WHAT IS REQUIRED
Filter the records below and copy every line containing the word "inicial".

• • •

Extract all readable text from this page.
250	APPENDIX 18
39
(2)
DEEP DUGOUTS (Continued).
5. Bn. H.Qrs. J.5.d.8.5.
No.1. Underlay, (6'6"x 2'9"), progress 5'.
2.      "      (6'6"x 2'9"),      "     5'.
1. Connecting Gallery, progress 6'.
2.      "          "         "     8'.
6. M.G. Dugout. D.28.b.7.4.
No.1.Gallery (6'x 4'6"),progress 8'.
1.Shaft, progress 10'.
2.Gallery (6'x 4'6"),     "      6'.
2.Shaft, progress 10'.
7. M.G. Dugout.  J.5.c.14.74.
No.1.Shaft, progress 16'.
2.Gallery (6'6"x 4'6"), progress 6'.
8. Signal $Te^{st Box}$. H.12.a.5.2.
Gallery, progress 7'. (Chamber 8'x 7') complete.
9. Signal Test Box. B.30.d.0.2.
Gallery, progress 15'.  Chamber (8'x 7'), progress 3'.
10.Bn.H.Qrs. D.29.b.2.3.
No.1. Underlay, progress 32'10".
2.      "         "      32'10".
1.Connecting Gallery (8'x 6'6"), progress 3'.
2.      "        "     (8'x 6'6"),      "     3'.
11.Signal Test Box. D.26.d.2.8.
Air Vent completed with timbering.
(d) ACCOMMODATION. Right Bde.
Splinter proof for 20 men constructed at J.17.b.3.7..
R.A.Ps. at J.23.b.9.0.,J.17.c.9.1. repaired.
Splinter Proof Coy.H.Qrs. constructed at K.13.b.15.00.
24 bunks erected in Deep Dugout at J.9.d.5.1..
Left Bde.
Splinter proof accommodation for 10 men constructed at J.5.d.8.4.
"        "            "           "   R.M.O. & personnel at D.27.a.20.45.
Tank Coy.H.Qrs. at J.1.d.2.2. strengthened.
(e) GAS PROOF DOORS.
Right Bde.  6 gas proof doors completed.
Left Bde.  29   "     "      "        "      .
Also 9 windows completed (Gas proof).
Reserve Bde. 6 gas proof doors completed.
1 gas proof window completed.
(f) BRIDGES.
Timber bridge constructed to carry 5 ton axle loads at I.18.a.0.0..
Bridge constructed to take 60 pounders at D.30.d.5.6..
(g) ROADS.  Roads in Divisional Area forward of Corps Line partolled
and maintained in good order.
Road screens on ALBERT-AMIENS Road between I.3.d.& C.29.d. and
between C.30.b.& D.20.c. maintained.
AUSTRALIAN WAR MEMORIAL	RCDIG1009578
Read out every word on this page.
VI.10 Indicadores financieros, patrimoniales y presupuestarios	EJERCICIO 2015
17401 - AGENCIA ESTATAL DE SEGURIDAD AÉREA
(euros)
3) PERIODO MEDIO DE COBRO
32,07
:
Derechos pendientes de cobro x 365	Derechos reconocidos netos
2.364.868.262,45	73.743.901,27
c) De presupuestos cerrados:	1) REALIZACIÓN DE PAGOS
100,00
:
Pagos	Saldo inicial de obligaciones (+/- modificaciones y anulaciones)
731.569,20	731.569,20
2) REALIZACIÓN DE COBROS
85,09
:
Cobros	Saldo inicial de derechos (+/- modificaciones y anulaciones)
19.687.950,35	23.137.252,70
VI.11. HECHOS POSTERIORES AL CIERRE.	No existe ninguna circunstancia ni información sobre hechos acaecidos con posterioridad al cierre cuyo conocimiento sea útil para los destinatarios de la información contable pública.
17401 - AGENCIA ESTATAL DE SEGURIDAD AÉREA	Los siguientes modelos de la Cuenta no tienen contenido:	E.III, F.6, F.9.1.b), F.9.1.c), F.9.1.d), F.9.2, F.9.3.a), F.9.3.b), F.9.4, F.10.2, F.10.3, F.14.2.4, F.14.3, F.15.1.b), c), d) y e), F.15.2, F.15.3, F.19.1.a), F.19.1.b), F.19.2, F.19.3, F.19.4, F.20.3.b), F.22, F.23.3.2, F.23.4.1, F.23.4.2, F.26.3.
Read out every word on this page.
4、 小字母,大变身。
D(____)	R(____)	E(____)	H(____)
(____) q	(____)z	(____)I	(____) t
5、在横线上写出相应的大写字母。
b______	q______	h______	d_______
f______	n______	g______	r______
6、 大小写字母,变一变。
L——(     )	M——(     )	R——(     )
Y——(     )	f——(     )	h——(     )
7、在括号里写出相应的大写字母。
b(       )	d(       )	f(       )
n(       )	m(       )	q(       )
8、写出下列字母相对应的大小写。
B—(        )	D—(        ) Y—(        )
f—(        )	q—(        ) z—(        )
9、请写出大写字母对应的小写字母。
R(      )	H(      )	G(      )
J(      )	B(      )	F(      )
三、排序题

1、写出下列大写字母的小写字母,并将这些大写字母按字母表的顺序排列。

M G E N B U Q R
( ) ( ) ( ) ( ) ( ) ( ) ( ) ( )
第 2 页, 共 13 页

• • •

TASK SOLUTION
Pagos	Saldo inicial de obligaciones (+/- modificaciones y anulaciones)
Cobros	Saldo inicial de derechos (+/- modificaciones y anulaciones)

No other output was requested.